Framing of fees: Adviser fees are often expressed as percentages (“1% ongoing advice fee”) rather than absolute costs. This framing hides compounding drag and reduces perceived pain — a behavioural anaesthetic for underperformance.
Thus, even informed investors tolerate weak results because the cost of confrontation exceeds the perceived cost of mediocrity.
7. Counterarguments: Advice as a Necessary Imperfection
Not all advice is conflicted.For many investors, professional guidance - even if imperfect - delivers superior outcomes to self-directed investing, where panic and neglect are rampant.
The Vanguard Adviser’s Alpha framework demonstrates that investors with advisers are less likely to abandon equity markets during downturns.
Moreover, advisers operate within regulatory and reputational constraints. Many genuinely act in clients’ best interests and achieve strong outcomes.
The problem lies not in individual ethics but in systemic misalignment: the structure of pay, product, and trust encourages comfort over competition.
8. Reforming the Relationship
To mitigate adviser-driven loyalty to poor funds, reform must be structural, not moralistic.Three solutions stand out:
Transparent benchmarking: Mandatory client reports comparing actual portfolio returns against risk-adjusted passive equivalents.
Independent fiduciary certification: Separate professional status for fee-only, product-neutral advisers, akin to U.S. Registered Investment Advisers (RIAs).
Technology and AI oversight: Algorithmic dashboards (like GIP’s model portfolio tools) allowing clients to verify adviser decisions in real time against objective data.

The goal is not to replace trust but to verify it.
Conclusion
Financial advice remains indispensable - but conflicted.By embedding economic, cognitive, and relational incentives that reward inertia, the industry inadvertently perpetuates investor loyalty to poor funds. Advisers act as stabilisers in volatile markets but also as shields for underperformance.
The solution is not to demonise advice, but to realign it: reward outcomes, not reassurance; transparency, not theatre.Until then, financial advice will continue to be both the cure and the cause - the comfort that costs.
Disclaimer: This article is for educational and informational purposes only and does not constitute financial advice. Past performance is not a reliable indicator of future results. Investors should conduct their own research or seek independent, regulated advice before making any investment decisions.

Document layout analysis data
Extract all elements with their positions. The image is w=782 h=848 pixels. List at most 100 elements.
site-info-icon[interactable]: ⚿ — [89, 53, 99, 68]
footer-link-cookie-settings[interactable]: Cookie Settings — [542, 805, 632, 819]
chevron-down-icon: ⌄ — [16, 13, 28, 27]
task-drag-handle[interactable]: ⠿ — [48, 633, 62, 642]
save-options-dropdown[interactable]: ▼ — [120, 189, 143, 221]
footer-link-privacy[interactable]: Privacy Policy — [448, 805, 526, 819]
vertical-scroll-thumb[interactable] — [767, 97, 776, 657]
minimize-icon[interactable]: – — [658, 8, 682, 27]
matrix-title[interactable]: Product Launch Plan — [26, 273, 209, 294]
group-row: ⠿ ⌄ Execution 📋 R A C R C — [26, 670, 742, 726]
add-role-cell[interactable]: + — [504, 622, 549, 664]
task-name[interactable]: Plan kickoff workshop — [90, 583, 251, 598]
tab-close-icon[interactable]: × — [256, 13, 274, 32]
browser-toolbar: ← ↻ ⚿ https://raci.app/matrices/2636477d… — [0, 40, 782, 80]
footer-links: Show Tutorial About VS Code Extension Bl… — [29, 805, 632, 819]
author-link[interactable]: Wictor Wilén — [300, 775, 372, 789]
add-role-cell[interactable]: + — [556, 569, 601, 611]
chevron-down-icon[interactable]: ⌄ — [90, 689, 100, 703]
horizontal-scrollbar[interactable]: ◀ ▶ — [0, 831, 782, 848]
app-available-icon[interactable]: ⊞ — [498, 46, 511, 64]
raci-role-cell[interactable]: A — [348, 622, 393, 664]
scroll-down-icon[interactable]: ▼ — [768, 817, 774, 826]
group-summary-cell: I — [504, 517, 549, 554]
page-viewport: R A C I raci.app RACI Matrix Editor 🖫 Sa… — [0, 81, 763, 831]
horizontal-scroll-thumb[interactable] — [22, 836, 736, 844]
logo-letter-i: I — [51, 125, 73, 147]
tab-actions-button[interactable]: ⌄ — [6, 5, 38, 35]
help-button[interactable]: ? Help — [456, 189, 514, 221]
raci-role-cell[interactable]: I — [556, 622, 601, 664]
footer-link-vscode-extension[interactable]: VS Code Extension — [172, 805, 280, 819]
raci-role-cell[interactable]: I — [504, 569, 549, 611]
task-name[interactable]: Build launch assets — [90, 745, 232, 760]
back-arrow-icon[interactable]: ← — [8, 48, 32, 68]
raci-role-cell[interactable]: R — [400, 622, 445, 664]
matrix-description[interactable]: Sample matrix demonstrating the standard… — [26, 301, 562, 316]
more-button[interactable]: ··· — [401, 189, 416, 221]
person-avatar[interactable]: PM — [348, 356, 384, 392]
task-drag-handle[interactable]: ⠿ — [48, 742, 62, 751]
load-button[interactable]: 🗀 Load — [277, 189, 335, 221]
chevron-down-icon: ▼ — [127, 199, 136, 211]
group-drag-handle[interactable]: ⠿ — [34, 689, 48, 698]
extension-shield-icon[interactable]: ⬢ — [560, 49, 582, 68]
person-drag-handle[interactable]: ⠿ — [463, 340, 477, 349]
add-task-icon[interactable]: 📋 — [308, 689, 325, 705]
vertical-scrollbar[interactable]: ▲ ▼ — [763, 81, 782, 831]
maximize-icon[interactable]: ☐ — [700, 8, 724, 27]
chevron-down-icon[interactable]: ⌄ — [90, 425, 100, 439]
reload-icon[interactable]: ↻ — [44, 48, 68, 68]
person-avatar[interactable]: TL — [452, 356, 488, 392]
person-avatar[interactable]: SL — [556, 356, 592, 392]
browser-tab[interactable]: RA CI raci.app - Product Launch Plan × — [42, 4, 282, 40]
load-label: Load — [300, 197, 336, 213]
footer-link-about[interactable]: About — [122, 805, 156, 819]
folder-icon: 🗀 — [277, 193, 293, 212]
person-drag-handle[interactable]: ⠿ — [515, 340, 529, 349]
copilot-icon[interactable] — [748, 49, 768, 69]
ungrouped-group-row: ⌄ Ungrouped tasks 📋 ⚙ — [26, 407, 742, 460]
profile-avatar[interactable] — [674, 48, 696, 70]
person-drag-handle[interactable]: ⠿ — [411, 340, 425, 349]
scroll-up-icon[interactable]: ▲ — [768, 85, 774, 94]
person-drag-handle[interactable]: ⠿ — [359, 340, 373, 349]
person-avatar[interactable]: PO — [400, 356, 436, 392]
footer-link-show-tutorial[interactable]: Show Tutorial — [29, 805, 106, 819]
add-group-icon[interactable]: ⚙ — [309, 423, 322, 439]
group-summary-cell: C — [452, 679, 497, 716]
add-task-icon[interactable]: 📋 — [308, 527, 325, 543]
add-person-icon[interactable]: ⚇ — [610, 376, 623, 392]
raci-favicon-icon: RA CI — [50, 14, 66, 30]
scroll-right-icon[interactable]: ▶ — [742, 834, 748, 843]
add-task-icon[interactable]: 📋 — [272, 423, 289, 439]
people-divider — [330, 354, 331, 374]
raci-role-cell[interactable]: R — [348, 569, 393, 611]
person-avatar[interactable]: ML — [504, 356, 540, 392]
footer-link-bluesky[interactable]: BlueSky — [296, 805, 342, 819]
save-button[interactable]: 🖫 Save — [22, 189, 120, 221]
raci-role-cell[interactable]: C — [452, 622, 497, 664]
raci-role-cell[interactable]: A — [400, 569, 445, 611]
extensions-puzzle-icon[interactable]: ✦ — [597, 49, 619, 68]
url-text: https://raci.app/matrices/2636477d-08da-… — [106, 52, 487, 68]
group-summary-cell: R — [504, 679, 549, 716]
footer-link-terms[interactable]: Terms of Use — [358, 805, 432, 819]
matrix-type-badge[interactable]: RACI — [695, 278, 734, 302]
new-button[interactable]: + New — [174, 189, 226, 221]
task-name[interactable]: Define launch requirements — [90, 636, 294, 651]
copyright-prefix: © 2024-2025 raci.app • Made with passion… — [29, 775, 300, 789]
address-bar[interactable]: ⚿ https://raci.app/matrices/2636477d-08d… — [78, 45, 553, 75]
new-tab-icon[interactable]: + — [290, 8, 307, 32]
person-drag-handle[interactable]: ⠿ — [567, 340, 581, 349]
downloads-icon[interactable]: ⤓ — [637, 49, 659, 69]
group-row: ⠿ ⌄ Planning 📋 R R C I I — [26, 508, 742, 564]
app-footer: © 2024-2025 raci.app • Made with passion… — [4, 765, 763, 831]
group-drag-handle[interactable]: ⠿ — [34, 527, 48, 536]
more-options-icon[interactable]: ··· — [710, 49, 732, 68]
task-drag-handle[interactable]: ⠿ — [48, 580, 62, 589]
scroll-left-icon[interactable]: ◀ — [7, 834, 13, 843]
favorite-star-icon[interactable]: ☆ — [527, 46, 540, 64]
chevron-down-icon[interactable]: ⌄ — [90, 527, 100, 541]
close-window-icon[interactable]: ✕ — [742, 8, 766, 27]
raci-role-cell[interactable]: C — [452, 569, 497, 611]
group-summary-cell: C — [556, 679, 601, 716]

→ Exercise description:
Return the passage of the text on financial advice from "7. Counterarguments: Advice" up to and including "achieve strong outcomes.", copied word for word. The rows are separate material with no connection to the text on financial advice.

→ Problem solution:
7. Counterarguments: Advice as a Necessary Imperfection
Not all advice is conflicted.For many investors, professional guidance - even if imperfect - delivers superior outcomes to self-directed investing, where panic and neglect are rampant.
The Vanguard Adviser’s Alpha framework demonstrates that investors with advisers are less likely to abandon equity markets during downturns.
Moreover, advisers operate within regulatory and reputational constraints. Many genuinely act in clients’ best interests and achieve strong outcomes.